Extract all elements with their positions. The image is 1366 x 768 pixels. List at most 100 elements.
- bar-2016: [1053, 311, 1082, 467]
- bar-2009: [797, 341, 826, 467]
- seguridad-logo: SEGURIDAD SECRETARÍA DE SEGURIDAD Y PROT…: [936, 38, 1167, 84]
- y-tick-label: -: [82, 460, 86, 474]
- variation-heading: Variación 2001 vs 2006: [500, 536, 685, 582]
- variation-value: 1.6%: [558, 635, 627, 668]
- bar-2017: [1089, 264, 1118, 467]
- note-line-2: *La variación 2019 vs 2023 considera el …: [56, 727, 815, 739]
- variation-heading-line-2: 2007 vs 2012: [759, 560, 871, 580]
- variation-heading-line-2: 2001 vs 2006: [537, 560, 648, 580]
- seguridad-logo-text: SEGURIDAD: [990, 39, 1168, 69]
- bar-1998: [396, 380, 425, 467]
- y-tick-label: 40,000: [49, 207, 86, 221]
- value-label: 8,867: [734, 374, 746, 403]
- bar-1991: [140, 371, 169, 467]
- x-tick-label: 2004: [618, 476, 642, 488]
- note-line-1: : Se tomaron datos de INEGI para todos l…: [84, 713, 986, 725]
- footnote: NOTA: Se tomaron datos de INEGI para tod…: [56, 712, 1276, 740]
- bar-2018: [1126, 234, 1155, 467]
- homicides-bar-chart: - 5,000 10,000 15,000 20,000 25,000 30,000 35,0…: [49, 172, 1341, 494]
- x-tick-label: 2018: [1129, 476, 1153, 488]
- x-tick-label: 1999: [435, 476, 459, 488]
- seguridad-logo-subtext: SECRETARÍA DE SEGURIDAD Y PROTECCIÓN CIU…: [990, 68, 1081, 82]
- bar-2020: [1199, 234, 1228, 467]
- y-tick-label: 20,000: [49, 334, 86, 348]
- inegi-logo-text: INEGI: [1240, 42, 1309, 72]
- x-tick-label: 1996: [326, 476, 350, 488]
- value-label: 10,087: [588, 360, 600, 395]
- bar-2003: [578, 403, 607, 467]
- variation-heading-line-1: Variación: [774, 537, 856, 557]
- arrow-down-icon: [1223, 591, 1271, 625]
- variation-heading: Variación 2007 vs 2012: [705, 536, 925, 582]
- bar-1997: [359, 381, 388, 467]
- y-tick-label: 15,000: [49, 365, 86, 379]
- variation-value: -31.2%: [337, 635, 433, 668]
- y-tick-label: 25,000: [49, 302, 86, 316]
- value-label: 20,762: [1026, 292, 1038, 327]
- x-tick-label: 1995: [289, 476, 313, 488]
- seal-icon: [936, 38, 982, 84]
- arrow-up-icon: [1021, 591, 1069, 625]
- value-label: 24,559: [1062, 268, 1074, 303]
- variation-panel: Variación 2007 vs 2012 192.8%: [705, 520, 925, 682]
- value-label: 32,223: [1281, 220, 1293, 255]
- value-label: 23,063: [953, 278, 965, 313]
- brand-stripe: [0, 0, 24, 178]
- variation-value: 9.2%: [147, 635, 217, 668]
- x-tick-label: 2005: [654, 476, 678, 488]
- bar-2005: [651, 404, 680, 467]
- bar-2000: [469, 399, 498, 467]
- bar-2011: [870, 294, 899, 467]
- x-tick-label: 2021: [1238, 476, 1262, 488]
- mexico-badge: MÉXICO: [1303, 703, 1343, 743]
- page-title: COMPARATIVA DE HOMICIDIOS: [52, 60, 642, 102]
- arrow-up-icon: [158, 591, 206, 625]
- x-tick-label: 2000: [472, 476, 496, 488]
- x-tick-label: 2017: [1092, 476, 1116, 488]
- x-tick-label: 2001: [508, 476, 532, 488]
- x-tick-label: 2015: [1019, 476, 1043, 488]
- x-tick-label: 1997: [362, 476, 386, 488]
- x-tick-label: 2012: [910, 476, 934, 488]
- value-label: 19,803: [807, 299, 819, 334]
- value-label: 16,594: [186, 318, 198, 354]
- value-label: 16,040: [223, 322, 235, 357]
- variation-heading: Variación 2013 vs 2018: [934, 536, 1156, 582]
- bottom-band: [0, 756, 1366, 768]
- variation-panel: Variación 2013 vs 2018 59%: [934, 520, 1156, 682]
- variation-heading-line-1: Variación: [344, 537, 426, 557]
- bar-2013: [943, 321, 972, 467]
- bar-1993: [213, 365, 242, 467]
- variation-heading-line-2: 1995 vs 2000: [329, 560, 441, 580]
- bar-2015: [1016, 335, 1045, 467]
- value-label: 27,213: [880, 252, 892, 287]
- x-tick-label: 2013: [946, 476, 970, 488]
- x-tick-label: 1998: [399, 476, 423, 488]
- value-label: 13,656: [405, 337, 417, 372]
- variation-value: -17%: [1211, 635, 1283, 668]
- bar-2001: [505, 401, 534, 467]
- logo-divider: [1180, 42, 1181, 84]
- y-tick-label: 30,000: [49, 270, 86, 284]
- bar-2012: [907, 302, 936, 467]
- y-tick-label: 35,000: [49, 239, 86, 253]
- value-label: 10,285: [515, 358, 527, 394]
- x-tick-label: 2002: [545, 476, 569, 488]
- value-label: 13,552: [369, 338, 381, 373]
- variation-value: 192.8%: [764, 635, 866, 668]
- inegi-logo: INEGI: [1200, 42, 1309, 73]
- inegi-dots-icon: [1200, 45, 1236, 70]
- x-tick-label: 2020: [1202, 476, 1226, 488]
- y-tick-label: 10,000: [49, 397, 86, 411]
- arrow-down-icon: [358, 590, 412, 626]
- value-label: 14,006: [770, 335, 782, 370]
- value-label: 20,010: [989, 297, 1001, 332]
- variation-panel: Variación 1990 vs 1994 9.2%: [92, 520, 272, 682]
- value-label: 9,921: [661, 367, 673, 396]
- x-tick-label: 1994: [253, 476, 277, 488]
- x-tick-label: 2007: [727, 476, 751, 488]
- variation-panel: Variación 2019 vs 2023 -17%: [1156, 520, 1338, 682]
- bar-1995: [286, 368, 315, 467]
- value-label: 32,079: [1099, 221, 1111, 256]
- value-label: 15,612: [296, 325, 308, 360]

━━━

**Exercise instructions**
Rewrite each line of the entries above as one item in a numbered list, skipping any blank lines.

**Solution**
1. Extract all elements with their positions. The image is 1366 x 768 pixels. List at most 100 elements.
2. - bar-2016: [1053, 311, 1082, 467]
3. - bar-2009: [797, 341, 826, 467]
4. - seguridad-logo: SEGURIDAD SECRETARÍA DE SEGURIDAD Y PROT…: [936, 38, 1167, 84]
5. - y-tick-label: -: [82, 460, 86, 474]
6. - variation-heading: Variación 2001 vs 2006: [500, 536, 685, 582]
7. - variation-value: 1.6%: [558, 635, 627, 668]
8. - bar-2017: [1089, 264, 1118, 467]
9. - note-line-2: *La variación 2019 vs 2023 considera el …: [56, 727, 815, 739]
10. - variation-heading-line-2: 2007 vs 2012: [759, 560, 871, 580]
11. - variation-heading-line-2: 2001 vs 2006: [537, 560, 648, 580]
12. - seguridad-logo-text: SEGURIDAD: [990, 39, 1168, 69]
13. - bar-1998: [396, 380, 425, 467]
14. - y-tick-label: 40,000: [49, 207, 86, 221]
15. - value-label: 8,867: [734, 374, 746, 403]
16. - bar-1991: [140, 371, 169, 467]
17. - x-tick-label: 2004: [618, 476, 642, 488]
18. - note-line-1: : Se tomaron datos de INEGI para todos l…: [84, 713, 986, 725]
19. - footnote: NOTA: Se tomaron datos de INEGI para tod…: [56, 712, 1276, 740]
20. - bar-2018: [1126, 234, 1155, 467]
21. - homicides-bar-chart: - 5,000 10,000 15,000 20,000 25,000 30,000 35,0…: [49, 172, 1341, 494]
22. - x-tick-label: 2018: [1129, 476, 1153, 488]
23. - x-tick-label: 1999: [435, 476, 459, 488]
24. - seguridad-logo-subtext: SECRETARÍA DE SEGURIDAD Y PROTECCIÓN CIU…: [990, 68, 1081, 82]
25. - bar-2020: [1199, 234, 1228, 467]
26. - y-tick-label: 20,000: [49, 334, 86, 348]
27. - inegi-logo-text: INEGI: [1240, 42, 1309, 72]
28. - x-tick-label: 1996: [326, 476, 350, 488]
29. - value-label: 10,087: [588, 360, 600, 395]
30. - bar-2003: [578, 403, 607, 467]
31. - variation-heading-line-1: Variación: [774, 537, 856, 557]
32. - arrow-down-icon: [1223, 591, 1271, 625]
33. - variation-heading: Variación 2007 vs 2012: [705, 536, 925, 582]
34. - bar-1997: [359, 381, 388, 467]
35. - y-tick-label: 15,000: [49, 365, 86, 379]
36. - variation-value: -31.2%: [337, 635, 433, 668]
37. - y-tick-label: 25,000: [49, 302, 86, 316]
38. - value-label: 20,762: [1026, 292, 1038, 327]
39. - x-tick-label: 1995: [289, 476, 313, 488]
40. - seal-icon: [936, 38, 982, 84]
41. - arrow-up-icon: [1021, 591, 1069, 625]
42. - value-label: 24,559: [1062, 268, 1074, 303]
43. - variation-panel: Variación 2007 vs 2012 192.8%: [705, 520, 925, 682]
44. - value-label: 32,223: [1281, 220, 1293, 255]
45. - value-label: 23,063: [953, 278, 965, 313]
46. - brand-stripe: [0, 0, 24, 178]
47. - variation-value: 9.2%: [147, 635, 217, 668]
48. - x-tick-label: 2005: [654, 476, 678, 488]
49. - bar-2005: [651, 404, 680, 467]
50. - bar-2000: [469, 399, 498, 467]
51. - bar-2011: [870, 294, 899, 467]
52. - x-tick-label: 2021: [1238, 476, 1262, 488]
53. - mexico-badge: MÉXICO: [1303, 703, 1343, 743]
54. - page-title: COMPARATIVA DE HOMICIDIOS: [52, 60, 642, 102]
55. - arrow-up-icon: [158, 591, 206, 625]
56. - x-tick-label: 2000: [472, 476, 496, 488]
57. - x-tick-label: 2017: [1092, 476, 1116, 488]
58. - x-tick-label: 2001: [508, 476, 532, 488]
59. - x-tick-label: 2015: [1019, 476, 1043, 488]
60. - x-tick-label: 1997: [362, 476, 386, 488]
61. - x-tick-label: 2012: [910, 476, 934, 488]
62. - value-label: 19,803: [807, 299, 819, 334]
63. - value-label: 16,594: [186, 318, 198, 354]
64. - value-label: 16,040: [223, 322, 235, 357]
65. - variation-heading: Variación 2013 vs 2018: [934, 536, 1156, 582]
66. - bottom-band: [0, 756, 1366, 768]
67. - variation-panel: Variación 2013 vs 2018 59%: [934, 520, 1156, 682]
68. - variation-heading-line-1: Variación: [344, 537, 426, 557]
69. - bar-2013: [943, 321, 972, 467]
70. - bar-1993: [213, 365, 242, 467]
71. - variation-heading-line-2: 1995 vs 2000: [329, 560, 441, 580]
72. - bar-2015: [1016, 335, 1045, 467]
73. - value-label: 27,213: [880, 252, 892, 287]
74. - x-tick-label: 2013: [946, 476, 970, 488]
75. - x-tick-label: 1998: [399, 476, 423, 488]
76. - value-label: 13,656: [405, 337, 417, 372]
77. - variation-value: -17%: [1211, 635, 1283, 668]
78. - bar-2001: [505, 401, 534, 467]
79. - logo-divider: [1180, 42, 1181, 84]
80. - y-tick-label: 30,000: [49, 270, 86, 284]
81. - bar-2012: [907, 302, 936, 467]
82. - y-tick-label: 35,000: [49, 239, 86, 253]
83. - value-label: 10,285: [515, 358, 527, 394]
84. - x-tick-label: 2002: [545, 476, 569, 488]
85. - value-label: 13,552: [369, 338, 381, 373]
86. - variation-value: 192.8%: [764, 635, 866, 668]
87. - inegi-logo: INEGI: [1200, 42, 1309, 73]
88. - inegi-dots-icon: [1200, 45, 1236, 70]
89. - x-tick-label: 2020: [1202, 476, 1226, 488]
90. - y-tick-label: 10,000: [49, 397, 86, 411]
91. - arrow-down-icon: [358, 590, 412, 626]
92. - value-label: 14,006: [770, 335, 782, 370]
93. - value-label: 20,010: [989, 297, 1001, 332]
94. - variation-panel: Variación 1990 vs 1994 9.2%: [92, 520, 272, 682]
95. - value-label: 9,921: [661, 367, 673, 396]
96. - x-tick-label: 1994: [253, 476, 277, 488]
97. - x-tick-label: 2007: [727, 476, 751, 488]
98. - variation-panel: Variación 2019 vs 2023 -17%: [1156, 520, 1338, 682]
99. - bar-1995: [286, 368, 315, 467]
100. - value-label: 32,079: [1099, 221, 1111, 256]
101. - value-label: 15,612: [296, 325, 308, 360]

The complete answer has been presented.